What you are asked to do: In the records that follow, locate every line with "hanches" and extract it.

Rows from a dataset:
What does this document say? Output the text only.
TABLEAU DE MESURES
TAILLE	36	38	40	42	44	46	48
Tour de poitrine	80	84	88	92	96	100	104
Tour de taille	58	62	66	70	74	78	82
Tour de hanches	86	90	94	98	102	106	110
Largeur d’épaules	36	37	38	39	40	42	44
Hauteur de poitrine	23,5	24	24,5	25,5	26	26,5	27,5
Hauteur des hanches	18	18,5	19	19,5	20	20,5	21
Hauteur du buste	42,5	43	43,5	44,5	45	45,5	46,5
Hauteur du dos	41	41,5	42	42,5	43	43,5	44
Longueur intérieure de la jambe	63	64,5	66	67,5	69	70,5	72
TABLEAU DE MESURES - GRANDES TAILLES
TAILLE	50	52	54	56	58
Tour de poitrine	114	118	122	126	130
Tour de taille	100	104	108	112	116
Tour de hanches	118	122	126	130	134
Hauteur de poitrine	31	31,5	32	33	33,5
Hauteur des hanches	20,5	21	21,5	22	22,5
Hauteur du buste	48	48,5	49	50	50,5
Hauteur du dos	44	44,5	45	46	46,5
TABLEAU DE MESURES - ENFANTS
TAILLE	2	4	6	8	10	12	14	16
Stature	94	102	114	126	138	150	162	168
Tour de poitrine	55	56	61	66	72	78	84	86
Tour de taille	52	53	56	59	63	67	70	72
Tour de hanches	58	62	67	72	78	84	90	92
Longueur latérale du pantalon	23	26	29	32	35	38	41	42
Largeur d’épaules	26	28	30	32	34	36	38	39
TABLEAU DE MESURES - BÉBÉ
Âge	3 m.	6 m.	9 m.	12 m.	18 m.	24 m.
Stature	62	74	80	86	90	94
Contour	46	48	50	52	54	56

Full output:
Tour de hanches	86	90	94	98	102	106	110
Hauteur des hanches	18	18,5	19	19,5	20	20,5	21
Tour de hanches	118	122	126	130	134
Hauteur des hanches	20,5	21	21,5	22	22,5
Tour de hanches	58	62	67	72	78	84	90	92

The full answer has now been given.